Task instructions:
The records below hold pictures; please leave those out and retype the rest exactly.

Material provided:
_ _ _
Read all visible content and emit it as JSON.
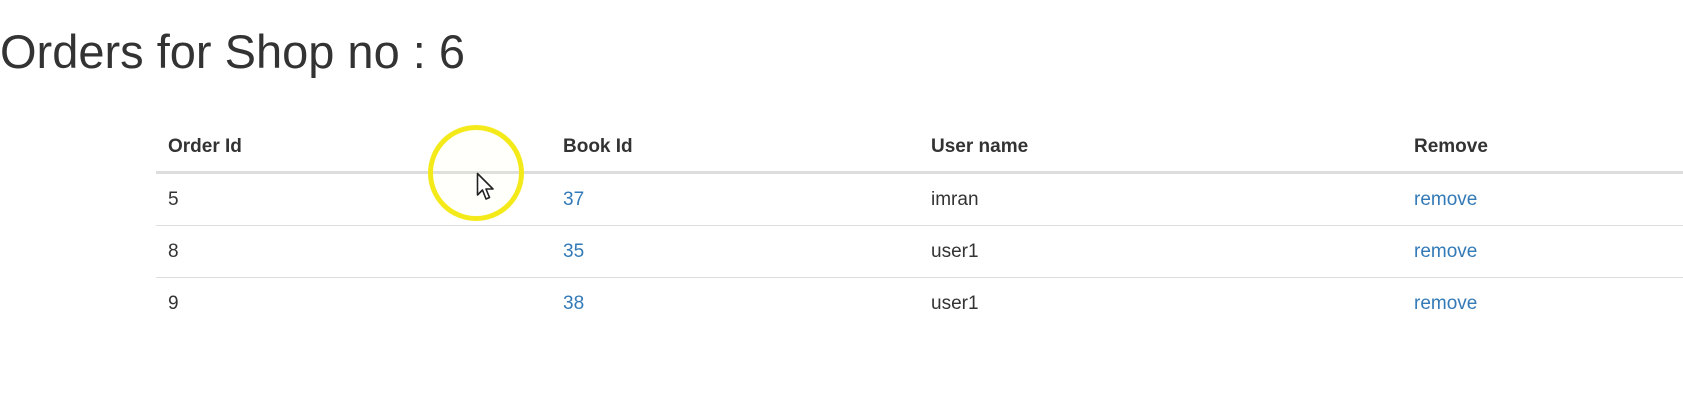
{
  "page": {
    "title": "Orders for Shop no : 6"
  },
  "table": {
    "headers": {
      "order_id": "Order Id",
      "book_id": "Book Id",
      "user_name": "User name",
      "remove": "Remove"
    },
    "rows": [
      {
        "order_id": "5",
        "book_id": "37",
        "user_name": "imran",
        "remove": "remove"
      },
      {
        "order_id": "8",
        "book_id": "35",
        "user_name": "user1",
        "remove": "remove"
      },
      {
        "order_id": "9",
        "book_id": "38",
        "user_name": "user1",
        "remove": "remove"
      }
    ]
  },
  "colors": {
    "link": "#337ab7",
    "text": "#333333",
    "cursor_highlight": "#f4ea1a"
  },
  "icons": {
    "cursor": "mouse-pointer-icon"
  }
}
_ _ _
Final result:
Read all visible content and emit it as JSON.
{
  "page": {
    "title": "Orders for Shop no : 6"
  },
  "table": {
    "headers": {
      "order_id": "Order Id",
      "book_id": "Book Id",
      "user_name": "User name",
      "remove": "Remove"
    },
    "rows": [
      {
        "order_id": "5",
        "book_id": "37",
        "user_name": "imran",
        "remove": "remove"
      },
      {
        "order_id": "8",
        "book_id": "35",
        "user_name": "user1",
        "remove": "remove"
      },
      {
        "order_id": "9",
        "book_id": "38",
        "user_name": "user1",
        "remove": "remove"
      }
    ]
  },
  "colors": {
    "link": "#337ab7",
    "text": "#333333",
    "cursor_highlight": "#f4ea1a"
  },
  "icons": {
    "cursor": "mouse-pointer-icon"
  }
}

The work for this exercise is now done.